## Your goal
Without the pictures, return each record as it appears.

Records contained in a dataset:
■ ■ ■ ■ ■ ■ ■

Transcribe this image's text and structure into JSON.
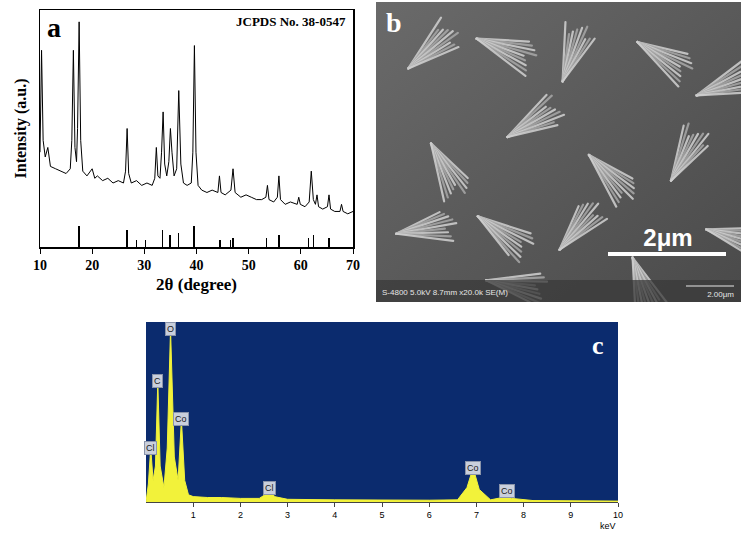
{
  "chart_data": [
    {
      "panel": "a",
      "type": "line",
      "title": "JCPDS No. 38-0547",
      "x_label": "2θ (degree)",
      "y_label": "Intensity (a.u.)",
      "xlim": [
        10,
        70
      ],
      "xticks": [
        10,
        20,
        30,
        40,
        50,
        60,
        70
      ],
      "ylim": [
        0,
        100
      ],
      "tick_labels": "x",
      "grid": false,
      "series": [
        {
          "type": "line",
          "color": "#000000",
          "x": [
            10,
            10.3,
            10.6,
            11,
            11.5,
            12,
            13,
            14,
            15,
            15.8,
            16.1,
            16.4,
            16.7,
            17,
            17.2,
            17.5,
            17.8,
            18.2,
            19,
            20,
            20.5,
            21,
            22,
            23,
            24,
            25,
            26,
            26.4,
            26.7,
            27,
            27.5,
            28.5,
            29.5,
            30.5,
            31.5,
            32,
            32.3,
            32.6,
            33,
            33.3,
            33.6,
            33.9,
            34.3,
            34.7,
            35,
            35.3,
            35.7,
            36.2,
            36.6,
            37,
            37.5,
            38.2,
            39,
            39.3,
            39.6,
            39.9,
            40.3,
            41,
            42,
            43,
            44.1,
            44.4,
            44.7,
            45.5,
            46.6,
            47,
            47.4,
            48.5,
            49.5,
            50.5,
            51.5,
            52.5,
            53.3,
            53.6,
            53.9,
            54.8,
            55.5,
            55.8,
            56.1,
            57,
            58,
            59.3,
            59.6,
            59.9,
            60.8,
            61.6,
            62,
            62.4,
            62.8,
            63.1,
            63.4,
            64.2,
            65.1,
            65.4,
            65.7,
            66.5,
            67.5,
            67.8,
            68.1,
            69,
            70
          ],
          "values": [
            40,
            83,
            45,
            38,
            42,
            34,
            33,
            32,
            31,
            33,
            45,
            83,
            42,
            36,
            50,
            95,
            45,
            32,
            30,
            33,
            29,
            30,
            28,
            29,
            27,
            28,
            27,
            32,
            50,
            31,
            27,
            28,
            26,
            27,
            26,
            29,
            42,
            30,
            29,
            40,
            57,
            35,
            30,
            36,
            50,
            40,
            30,
            33,
            66,
            35,
            27,
            26,
            27,
            40,
            85,
            40,
            26,
            24,
            23,
            24,
            23,
            30,
            23,
            22,
            24,
            33,
            23,
            21,
            22,
            21,
            20,
            20,
            21,
            26,
            20,
            19,
            21,
            30,
            20,
            18,
            19,
            18,
            21,
            18,
            17,
            19,
            32,
            20,
            18,
            22,
            17,
            16,
            17,
            22,
            16,
            15,
            15,
            18,
            15,
            14,
            15
          ]
        },
        {
          "type": "bar",
          "color": "#000000",
          "x": [
            17.5,
            26.7,
            28.5,
            30.2,
            33.5,
            34.9,
            36.5,
            39.5,
            44.5,
            46.5,
            47,
            53.4,
            55.8,
            61.5,
            62.4,
            65.4
          ],
          "values": [
            9,
            7,
            3,
            3,
            7,
            5,
            6,
            9,
            3,
            3,
            4,
            4,
            5,
            4,
            5,
            4
          ]
        }
      ]
    },
    {
      "panel": "c",
      "type": "area",
      "x_label": "keV",
      "xlim": [
        0,
        10
      ],
      "xticks": [
        1,
        2,
        3,
        4,
        5,
        6,
        7,
        8,
        9,
        10
      ],
      "ylim": [
        0,
        100
      ],
      "tick_labels": "x",
      "grid": false,
      "color": "#f2f23a",
      "series": [
        {
          "x": [
            0,
            0.05,
            0.1,
            0.15,
            0.2,
            0.25,
            0.3,
            0.38,
            0.45,
            0.52,
            0.6,
            0.68,
            0.75,
            0.82,
            0.9,
            1,
            1.3,
            1.6,
            2,
            2.4,
            2.52,
            2.62,
            2.72,
            3,
            4,
            5,
            6,
            6.6,
            6.8,
            6.93,
            7.06,
            7.3,
            7.55,
            7.65,
            7.75,
            8.2,
            9,
            10
          ],
          "values": [
            0,
            10,
            30,
            12,
            20,
            67,
            20,
            8,
            30,
            96,
            25,
            12,
            46,
            12,
            4,
            3,
            2.5,
            2.5,
            2,
            2,
            4,
            8,
            3,
            1.5,
            1.2,
            1,
            1,
            1.2,
            8,
            19,
            7,
            1.2,
            2.5,
            6,
            2,
            0.8,
            0.6,
            0.5
          ]
        }
      ],
      "annotations": [
        {
          "text": "Cl",
          "x": 0.1,
          "y": 30
        },
        {
          "text": "C",
          "x": 0.25,
          "y": 67
        },
        {
          "text": "O",
          "x": 0.52,
          "y": 96
        },
        {
          "text": "Co",
          "x": 0.75,
          "y": 46
        },
        {
          "text": "Cl",
          "x": 2.62,
          "y": 8
        },
        {
          "text": "Co",
          "x": 6.93,
          "y": 19
        },
        {
          "text": "Co",
          "x": 7.65,
          "y": 6
        }
      ]
    }
  ],
  "panel_b": {
    "panel": "b",
    "scale_bar": "2μm",
    "info": "S-4800 5.0kV 8.7mm x20.0k SE(M)",
    "info_scale": "2.00μm"
  }
}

■ ■ ■ ■ ■ ■ ■

## Task solution
Transcribe this image's text and structure into JSON.
{
  "chart_data": [
    {
      "panel": "a",
      "type": "line",
      "title": "JCPDS No. 38-0547",
      "x_label": "2θ (degree)",
      "y_label": "Intensity (a.u.)",
      "xlim": [
        10,
        70
      ],
      "xticks": [
        10,
        20,
        30,
        40,
        50,
        60,
        70
      ],
      "ylim": [
        0,
        100
      ],
      "tick_labels": "x",
      "grid": false,
      "series": [
        {
          "type": "line",
          "color": "#000000",
          "x": [
            10,
            10.3,
            10.6,
            11,
            11.5,
            12,
            13,
            14,
            15,
            15.8,
            16.1,
            16.4,
            16.7,
            17,
            17.2,
            17.5,
            17.8,
            18.2,
            19,
            20,
            20.5,
            21,
            22,
            23,
            24,
            25,
            26,
            26.4,
            26.7,
            27,
            27.5,
            28.5,
            29.5,
            30.5,
            31.5,
            32,
            32.3,
            32.6,
            33,
            33.3,
            33.6,
            33.9,
            34.3,
            34.7,
            35,
            35.3,
            35.7,
            36.2,
            36.6,
            37,
            37.5,
            38.2,
            39,
            39.3,
            39.6,
            39.9,
            40.3,
            41,
            42,
            43,
            44.1,
            44.4,
            44.7,
            45.5,
            46.6,
            47,
            47.4,
            48.5,
            49.5,
            50.5,
            51.5,
            52.5,
            53.3,
            53.6,
            53.9,
            54.8,
            55.5,
            55.8,
            56.1,
            57,
            58,
            59.3,
            59.6,
            59.9,
            60.8,
            61.6,
            62,
            62.4,
            62.8,
            63.1,
            63.4,
            64.2,
            65.1,
            65.4,
            65.7,
            66.5,
            67.5,
            67.8,
            68.1,
            69,
            70
          ],
          "values": [
            40,
            83,
            45,
            38,
            42,
            34,
            33,
            32,
            31,
            33,
            45,
            83,
            42,
            36,
            50,
            95,
            45,
            32,
            30,
            33,
            29,
            30,
            28,
            29,
            27,
            28,
            27,
            32,
            50,
            31,
            27,
            28,
            26,
            27,
            26,
            29,
            42,
            30,
            29,
            40,
            57,
            35,
            30,
            36,
            50,
            40,
            30,
            33,
            66,
            35,
            27,
            26,
            27,
            40,
            85,
            40,
            26,
            24,
            23,
            24,
            23,
            30,
            23,
            22,
            24,
            33,
            23,
            21,
            22,
            21,
            20,
            20,
            21,
            26,
            20,
            19,
            21,
            30,
            20,
            18,
            19,
            18,
            21,
            18,
            17,
            19,
            32,
            20,
            18,
            22,
            17,
            16,
            17,
            22,
            16,
            15,
            15,
            18,
            15,
            14,
            15
          ]
        },
        {
          "type": "bar",
          "color": "#000000",
          "x": [
            17.5,
            26.7,
            28.5,
            30.2,
            33.5,
            34.9,
            36.5,
            39.5,
            44.5,
            46.5,
            47,
            53.4,
            55.8,
            61.5,
            62.4,
            65.4
          ],
          "values": [
            9,
            7,
            3,
            3,
            7,
            5,
            6,
            9,
            3,
            3,
            4,
            4,
            5,
            4,
            5,
            4
          ]
        }
      ]
    },
    {
      "panel": "c",
      "type": "area",
      "x_label": "keV",
      "xlim": [
        0,
        10
      ],
      "xticks": [
        1,
        2,
        3,
        4,
        5,
        6,
        7,
        8,
        9,
        10
      ],
      "ylim": [
        0,
        100
      ],
      "tick_labels": "x",
      "grid": false,
      "color": "#f2f23a",
      "series": [
        {
          "x": [
            0,
            0.05,
            0.1,
            0.15,
            0.2,
            0.25,
            0.3,
            0.38,
            0.45,
            0.52,
            0.6,
            0.68,
            0.75,
            0.82,
            0.9,
            1,
            1.3,
            1.6,
            2,
            2.4,
            2.52,
            2.62,
            2.72,
            3,
            4,
            5,
            6,
            6.6,
            6.8,
            6.93,
            7.06,
            7.3,
            7.55,
            7.65,
            7.75,
            8.2,
            9,
            10
          ],
          "values": [
            0,
            10,
            30,
            12,
            20,
            67,
            20,
            8,
            30,
            96,
            25,
            12,
            46,
            12,
            4,
            3,
            2.5,
            2.5,
            2,
            2,
            4,
            8,
            3,
            1.5,
            1.2,
            1,
            1,
            1.2,
            8,
            19,
            7,
            1.2,
            2.5,
            6,
            2,
            0.8,
            0.6,
            0.5
          ]
        }
      ],
      "annotations": [
        {
          "text": "Cl",
          "x": 0.1,
          "y": 30
        },
        {
          "text": "C",
          "x": 0.25,
          "y": 67
        },
        {
          "text": "O",
          "x": 0.52,
          "y": 96
        },
        {
          "text": "Co",
          "x": 0.75,
          "y": 46
        },
        {
          "text": "Cl",
          "x": 2.62,
          "y": 8
        },
        {
          "text": "Co",
          "x": 6.93,
          "y": 19
        },
        {
          "text": "Co",
          "x": 7.65,
          "y": 6
        }
      ]
    }
  ],
  "panel_b": {
    "panel": "b",
    "scale_bar": "2μm",
    "info": "S-4800 5.0kV 8.7mm x20.0k SE(M)",
    "info_scale": "2.00μm"
  }
}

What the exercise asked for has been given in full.